**SELECTED EXTRACT**:
----

A. The Court Will Compel Arbitration under New York Law
For the reasons that follow, the Court concludes that Plaintiff belongs to a "class of workers engaged in . . . interstate commerce," 9 U.S.C. § 1, such that the FAA does not provide a basis to compel arbitration. However, New York law provides an alternate avenue to compel arbitration.
1. Plaintiff is Exempt from FAA Coverage
Section 2 of the FAA, "the 'primary substantive provision of the Act,' . . . declares that an arbitration clause in any 'contract evidencing a transaction involving commerce . . . shall be valid, irrevocable, and enforceable.'" Islam v. Lyft, Inc., No. 20-CV-3004, 2021 WL 871417, at *2 (S.D.N.Y. Mar. 9, 2021) (first quoting Moses H. Cone Mem'l Hosp. v. Mercury Constr. Corp., 460 U.S. 1, 24 (1983); then quoting 9 U.S.C. § 2). Section 1 of the FAA, however, carves out an exemption from the Act's coverage for "contracts of employment of seamen, railroad employees, or any other class of workers engaged in foreign or interstate commerce." 9 U.S.C. § 1. "This exception specifically enumerates two classes of exempt workers who cannot be compelled to arbitrate under the FAA -- maritime and railroad employees -- while including the 'residual category' of classes of workers engaged in foreign or interstate commerce." Islam, 2021 WL 871417, at *2 (citation omitted). "The Supreme Court has interpreted the residuary exemption to exempt from the FAA 'contracts of employment of transportation workers,' . . . and lower courts interpreting 9 U.S.C. § 1 have found that truck drivers engaged in interstate transportation of goods constitute transportation workers under Section 1." Smith v. Allstate Power Vac, Inc., 482 F. Supp. 3d 40, 44-45 (E.D.N.Y. 2020) (first quoting Circuit City Stores, Inc. v. Adams, 532 U.S. 105, 119 (2001); then citing Kowalewski v. Samandarov, 590 F. Supp. 2d 477, 482-83 (S.D.N.Y. 2008)). Recently, the Supreme Court clarified that "the Section 1 exemption does not apply exclusively to contracts of 'employees,' but rather to 'agreements to perform work,' including those of independent contractors." Waithaka v. Amazon.com, Inc., 966 F.3d 10, 17 (1st Cir. 2020) (quoting New Prime Inc. v. Oliveira, 139 S. Ct. 532, 544 (2019)); accord Bissonette v. Lepage Bakeries Park St., LLC, 460 F. Supp. 3d 191, 197-98 (D. Conn. 2020).

----

**STORED RECORDS**:
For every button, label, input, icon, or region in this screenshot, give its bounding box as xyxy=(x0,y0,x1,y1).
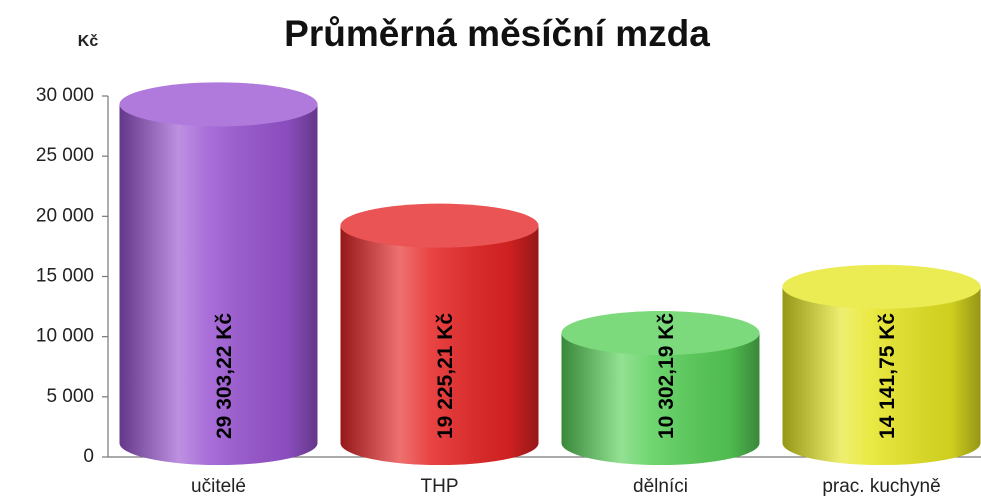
x-tick-label: dělníci xyxy=(633,476,688,497)
cylinder-shade xyxy=(119,104,318,443)
cylinder-top xyxy=(119,82,318,127)
x-tick-label: prac. kuchyně xyxy=(822,476,940,497)
cylinder-top xyxy=(561,311,760,356)
y-tick-label: 0 xyxy=(83,446,94,467)
y-tick-label: 15 000 xyxy=(36,266,94,287)
value-label: 19 225,21 Kč xyxy=(434,313,457,439)
cylinder-top xyxy=(340,203,539,248)
cylinder-top xyxy=(782,264,981,309)
cylinder-top-shine xyxy=(561,311,760,356)
y-tick-label: 30 000 xyxy=(36,85,94,106)
value-label: 10 302,19 Kč xyxy=(655,313,678,439)
cylinder-shade xyxy=(782,286,981,443)
chart-title: Průměrná měsíční mzda xyxy=(284,13,710,54)
cylinder xyxy=(119,82,318,465)
y-tick-label: 5 000 xyxy=(46,386,94,407)
cylinder-shade xyxy=(340,225,539,443)
value-label: 14 141,75 Kč xyxy=(876,313,899,439)
cylinder xyxy=(561,311,760,465)
y-axis-label: Kč xyxy=(78,33,99,50)
y-tick-label: 20 000 xyxy=(36,205,94,226)
value-label: 29 303,22 Kč xyxy=(213,313,236,439)
x-tick-label: THP xyxy=(421,476,459,497)
cylinder xyxy=(340,203,539,465)
cylinder-top-shine xyxy=(782,264,981,309)
cylinder-top-shine xyxy=(340,203,539,248)
y-tick-label: 25 000 xyxy=(36,145,94,166)
x-tick-label: učitelé xyxy=(191,476,246,497)
y-tick-label: 10 000 xyxy=(36,326,94,347)
cylinder xyxy=(782,264,981,465)
cylinder-top-shine xyxy=(119,82,318,127)
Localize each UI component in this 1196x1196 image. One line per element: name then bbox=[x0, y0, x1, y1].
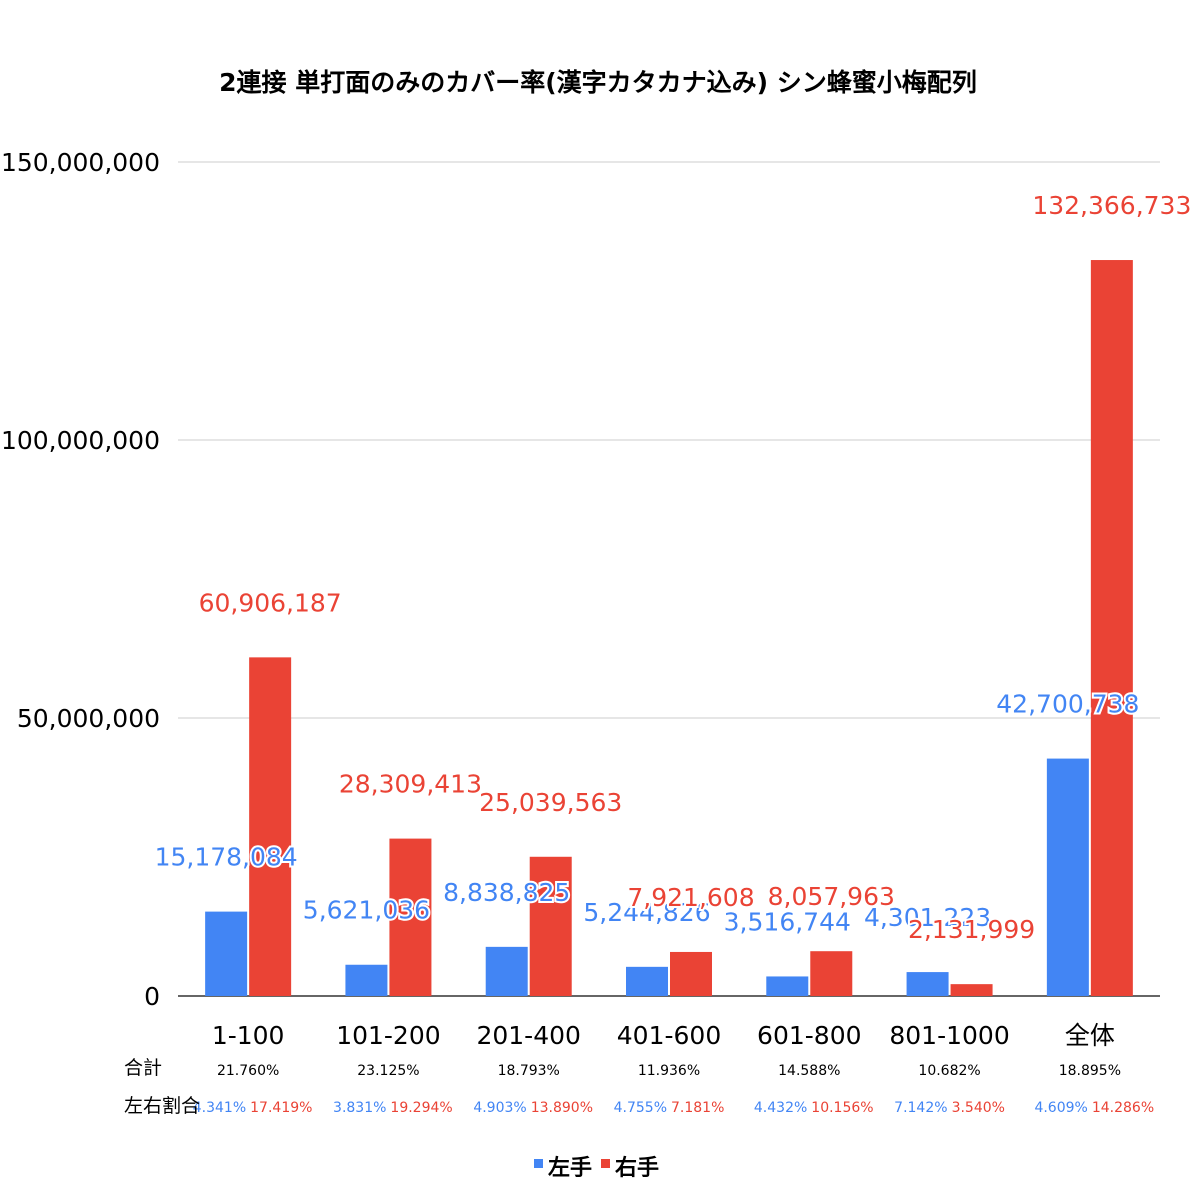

----

**STATED TASK 1**:
Name every case that the opinion excerpt on compelling arbitration cites, giving each case name as it appears in its full citation.
**STATED TASK 2**:
Carry the opinion excerpt on compelling arbitration forward, beginning right after its closing citation to Bissonette v. Lepage Bakeries Park St., LLC.
The material placed after the opinion excerpt on compelling arbitration comes from a separate source.

**EXERCISE OUTPUT 1**:
Islam v. Lyft, Inc.
Moses H. Cone Mem'l Hosp. v. Mercury Constr. Corp.
Smith v. Allstate Power Vac, Inc.
Circuit City Stores, Inc. v. Adams
Kowalewski v. Samandarov
Waithaka v. Amazon.com, Inc.
New Prime Inc. v. Oliveira
Bissonette v. Lepage Bakeries Park St., LLC

**EXERCISE OUTPUT 2**:
Against this backdrop, the parties dispute whether Plaintiff is a transportation worker, i.e., whether he belongs to a class of workers "engaged in interstate commerce" and is exempt from the FAA pursuant to Section 1. Defendants argue that Plaintiff is not a transportation worker because his "responsibilities under the [ ] Agreement are much broader than the mere transportation of goods[.]" (Eletto Decl. ¶ 12; Defs. Br. at 7-9 (arguing that Plaintiff is not a transportation worker because Plaintiff is required to maintain motor vehicle liability and workers' compensation insurances, among other policies, and his responsibilities can be delegated to personnel and include furniture installation, removal, and repair, and garbage removal).) Plaintiff responds that he is "precisely the class of workers that falls within the exemption" because he "operates a truck delivering commercial products within the flow of interstate commerce." (Pl. Opp. at 4 (emphasis in original).)
The parties do not dispute that the Agreement is a "contract of employment" and that the Agreement "evidences transactions involving interstate commerce." (See, e.g., Def. Br. at 6-7.)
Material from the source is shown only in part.